TO DO> Tally up the lines below that include the word "image". Answer with the number alone.

SUPPLIED MATERIAL>
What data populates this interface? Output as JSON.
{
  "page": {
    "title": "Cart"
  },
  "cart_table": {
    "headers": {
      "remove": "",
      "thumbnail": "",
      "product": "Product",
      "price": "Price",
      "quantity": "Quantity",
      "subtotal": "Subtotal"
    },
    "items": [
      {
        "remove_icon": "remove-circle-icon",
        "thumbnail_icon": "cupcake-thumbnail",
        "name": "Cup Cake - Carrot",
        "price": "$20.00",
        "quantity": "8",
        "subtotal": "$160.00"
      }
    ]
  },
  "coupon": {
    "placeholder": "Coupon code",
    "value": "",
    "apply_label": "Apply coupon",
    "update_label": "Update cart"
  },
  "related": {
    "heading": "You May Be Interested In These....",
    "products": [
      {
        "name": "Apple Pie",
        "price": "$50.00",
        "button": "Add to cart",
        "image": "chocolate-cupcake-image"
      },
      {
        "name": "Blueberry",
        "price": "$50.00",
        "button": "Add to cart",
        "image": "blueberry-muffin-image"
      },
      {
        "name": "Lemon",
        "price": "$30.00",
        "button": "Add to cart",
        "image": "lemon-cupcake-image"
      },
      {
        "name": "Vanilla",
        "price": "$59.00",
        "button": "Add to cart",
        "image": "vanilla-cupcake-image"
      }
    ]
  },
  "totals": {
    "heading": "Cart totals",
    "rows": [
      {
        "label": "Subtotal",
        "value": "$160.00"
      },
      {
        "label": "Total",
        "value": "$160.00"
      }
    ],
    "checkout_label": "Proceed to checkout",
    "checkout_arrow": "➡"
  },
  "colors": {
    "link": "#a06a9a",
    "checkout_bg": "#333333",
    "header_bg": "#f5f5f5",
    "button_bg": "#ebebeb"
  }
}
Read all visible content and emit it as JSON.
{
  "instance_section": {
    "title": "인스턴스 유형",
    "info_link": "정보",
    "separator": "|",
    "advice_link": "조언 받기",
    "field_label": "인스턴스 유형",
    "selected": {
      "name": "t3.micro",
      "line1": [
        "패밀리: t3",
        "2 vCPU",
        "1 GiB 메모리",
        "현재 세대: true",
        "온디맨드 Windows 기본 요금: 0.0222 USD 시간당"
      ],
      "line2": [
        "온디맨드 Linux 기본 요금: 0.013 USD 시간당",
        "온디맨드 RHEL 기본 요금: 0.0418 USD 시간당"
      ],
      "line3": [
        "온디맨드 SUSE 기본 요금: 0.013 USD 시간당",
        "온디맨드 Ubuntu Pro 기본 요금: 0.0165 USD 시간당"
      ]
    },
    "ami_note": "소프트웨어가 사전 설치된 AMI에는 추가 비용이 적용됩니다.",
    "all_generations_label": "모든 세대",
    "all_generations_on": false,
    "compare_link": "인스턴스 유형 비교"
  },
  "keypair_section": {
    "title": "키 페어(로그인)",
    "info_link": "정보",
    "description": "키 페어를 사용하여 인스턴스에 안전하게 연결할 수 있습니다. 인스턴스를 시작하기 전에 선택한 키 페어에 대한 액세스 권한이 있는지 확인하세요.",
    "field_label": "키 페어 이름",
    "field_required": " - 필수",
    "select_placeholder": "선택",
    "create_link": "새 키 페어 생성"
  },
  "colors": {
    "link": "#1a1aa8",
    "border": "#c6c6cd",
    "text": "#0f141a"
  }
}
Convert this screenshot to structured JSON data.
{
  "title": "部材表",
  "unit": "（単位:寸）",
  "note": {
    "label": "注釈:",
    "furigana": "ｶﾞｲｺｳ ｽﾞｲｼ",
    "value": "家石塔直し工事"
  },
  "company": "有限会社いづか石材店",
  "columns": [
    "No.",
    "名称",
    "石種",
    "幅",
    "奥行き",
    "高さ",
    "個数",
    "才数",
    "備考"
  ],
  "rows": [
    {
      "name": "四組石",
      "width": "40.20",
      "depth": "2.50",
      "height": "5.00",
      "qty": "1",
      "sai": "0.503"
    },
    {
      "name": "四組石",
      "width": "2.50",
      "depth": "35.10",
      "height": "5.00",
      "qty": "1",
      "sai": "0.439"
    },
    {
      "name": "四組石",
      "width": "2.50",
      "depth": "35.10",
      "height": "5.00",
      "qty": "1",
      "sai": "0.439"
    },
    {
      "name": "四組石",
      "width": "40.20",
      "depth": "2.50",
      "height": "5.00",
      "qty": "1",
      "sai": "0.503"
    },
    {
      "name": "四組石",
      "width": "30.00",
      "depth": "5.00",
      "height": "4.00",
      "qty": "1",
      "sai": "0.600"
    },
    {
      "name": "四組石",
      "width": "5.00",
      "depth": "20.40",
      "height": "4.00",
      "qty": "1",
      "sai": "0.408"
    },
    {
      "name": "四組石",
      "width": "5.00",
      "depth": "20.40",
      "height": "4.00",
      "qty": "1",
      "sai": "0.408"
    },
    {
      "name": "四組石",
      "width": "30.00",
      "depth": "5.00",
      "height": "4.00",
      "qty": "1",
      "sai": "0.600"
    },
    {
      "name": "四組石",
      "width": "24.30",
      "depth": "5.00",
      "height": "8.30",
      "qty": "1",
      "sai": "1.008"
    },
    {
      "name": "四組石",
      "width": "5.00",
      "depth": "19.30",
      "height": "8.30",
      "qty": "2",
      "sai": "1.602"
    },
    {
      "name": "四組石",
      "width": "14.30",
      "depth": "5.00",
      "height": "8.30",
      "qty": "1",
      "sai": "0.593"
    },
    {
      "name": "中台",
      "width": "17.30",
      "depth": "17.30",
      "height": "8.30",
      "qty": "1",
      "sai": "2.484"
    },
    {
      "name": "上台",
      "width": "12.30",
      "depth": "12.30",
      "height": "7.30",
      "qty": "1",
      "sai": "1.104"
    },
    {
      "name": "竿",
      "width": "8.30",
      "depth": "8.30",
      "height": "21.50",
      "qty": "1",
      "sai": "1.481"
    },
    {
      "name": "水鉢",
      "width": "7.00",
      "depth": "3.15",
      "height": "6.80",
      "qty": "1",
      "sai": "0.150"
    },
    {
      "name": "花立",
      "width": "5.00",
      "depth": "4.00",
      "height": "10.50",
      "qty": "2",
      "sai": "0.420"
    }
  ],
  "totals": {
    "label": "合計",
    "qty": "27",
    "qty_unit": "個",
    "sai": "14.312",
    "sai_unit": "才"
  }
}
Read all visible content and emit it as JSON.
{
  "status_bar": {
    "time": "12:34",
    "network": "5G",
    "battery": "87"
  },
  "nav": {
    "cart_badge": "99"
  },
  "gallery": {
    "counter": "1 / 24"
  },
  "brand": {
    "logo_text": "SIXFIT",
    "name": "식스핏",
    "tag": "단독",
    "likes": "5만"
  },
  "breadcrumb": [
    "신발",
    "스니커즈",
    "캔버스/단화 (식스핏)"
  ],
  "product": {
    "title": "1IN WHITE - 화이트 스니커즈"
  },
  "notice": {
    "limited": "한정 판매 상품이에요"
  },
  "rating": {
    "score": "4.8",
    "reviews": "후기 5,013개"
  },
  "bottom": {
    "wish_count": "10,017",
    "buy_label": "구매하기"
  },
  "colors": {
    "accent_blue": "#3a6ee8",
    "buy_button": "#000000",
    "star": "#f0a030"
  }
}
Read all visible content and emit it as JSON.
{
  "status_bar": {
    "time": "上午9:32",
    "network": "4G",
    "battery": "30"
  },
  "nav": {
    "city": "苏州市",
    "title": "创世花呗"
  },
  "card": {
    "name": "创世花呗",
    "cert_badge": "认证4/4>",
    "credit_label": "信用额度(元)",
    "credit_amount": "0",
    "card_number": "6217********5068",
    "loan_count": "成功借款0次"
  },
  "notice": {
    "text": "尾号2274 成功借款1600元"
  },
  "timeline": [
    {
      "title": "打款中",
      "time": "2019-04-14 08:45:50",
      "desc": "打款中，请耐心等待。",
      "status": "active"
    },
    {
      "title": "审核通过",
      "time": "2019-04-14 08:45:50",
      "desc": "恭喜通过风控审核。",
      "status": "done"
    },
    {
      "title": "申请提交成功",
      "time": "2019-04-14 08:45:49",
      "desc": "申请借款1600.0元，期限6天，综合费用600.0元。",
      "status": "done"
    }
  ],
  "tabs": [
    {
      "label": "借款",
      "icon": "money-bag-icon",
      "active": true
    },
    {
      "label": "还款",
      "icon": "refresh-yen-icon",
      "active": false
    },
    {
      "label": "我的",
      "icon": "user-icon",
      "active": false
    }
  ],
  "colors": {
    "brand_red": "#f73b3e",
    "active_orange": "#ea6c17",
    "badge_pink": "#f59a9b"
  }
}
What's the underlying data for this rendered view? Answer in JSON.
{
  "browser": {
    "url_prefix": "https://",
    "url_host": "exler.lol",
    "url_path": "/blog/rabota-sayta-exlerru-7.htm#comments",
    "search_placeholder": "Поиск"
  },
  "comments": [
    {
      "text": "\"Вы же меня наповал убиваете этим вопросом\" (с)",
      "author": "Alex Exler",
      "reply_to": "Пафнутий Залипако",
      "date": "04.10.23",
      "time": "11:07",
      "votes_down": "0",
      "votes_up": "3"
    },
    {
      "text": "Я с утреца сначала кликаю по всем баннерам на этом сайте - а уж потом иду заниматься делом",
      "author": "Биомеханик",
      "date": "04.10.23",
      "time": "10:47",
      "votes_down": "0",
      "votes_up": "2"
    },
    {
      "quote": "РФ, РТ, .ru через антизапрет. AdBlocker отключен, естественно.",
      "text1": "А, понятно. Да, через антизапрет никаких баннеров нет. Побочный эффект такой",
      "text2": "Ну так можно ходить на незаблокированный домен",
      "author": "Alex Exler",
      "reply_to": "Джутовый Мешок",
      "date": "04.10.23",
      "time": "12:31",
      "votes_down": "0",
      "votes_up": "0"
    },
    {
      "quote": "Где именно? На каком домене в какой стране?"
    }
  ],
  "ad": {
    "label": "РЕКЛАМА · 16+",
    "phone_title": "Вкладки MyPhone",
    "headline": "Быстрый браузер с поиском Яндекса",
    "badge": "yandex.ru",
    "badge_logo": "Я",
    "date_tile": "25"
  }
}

WRITTEN SOLUTION> 4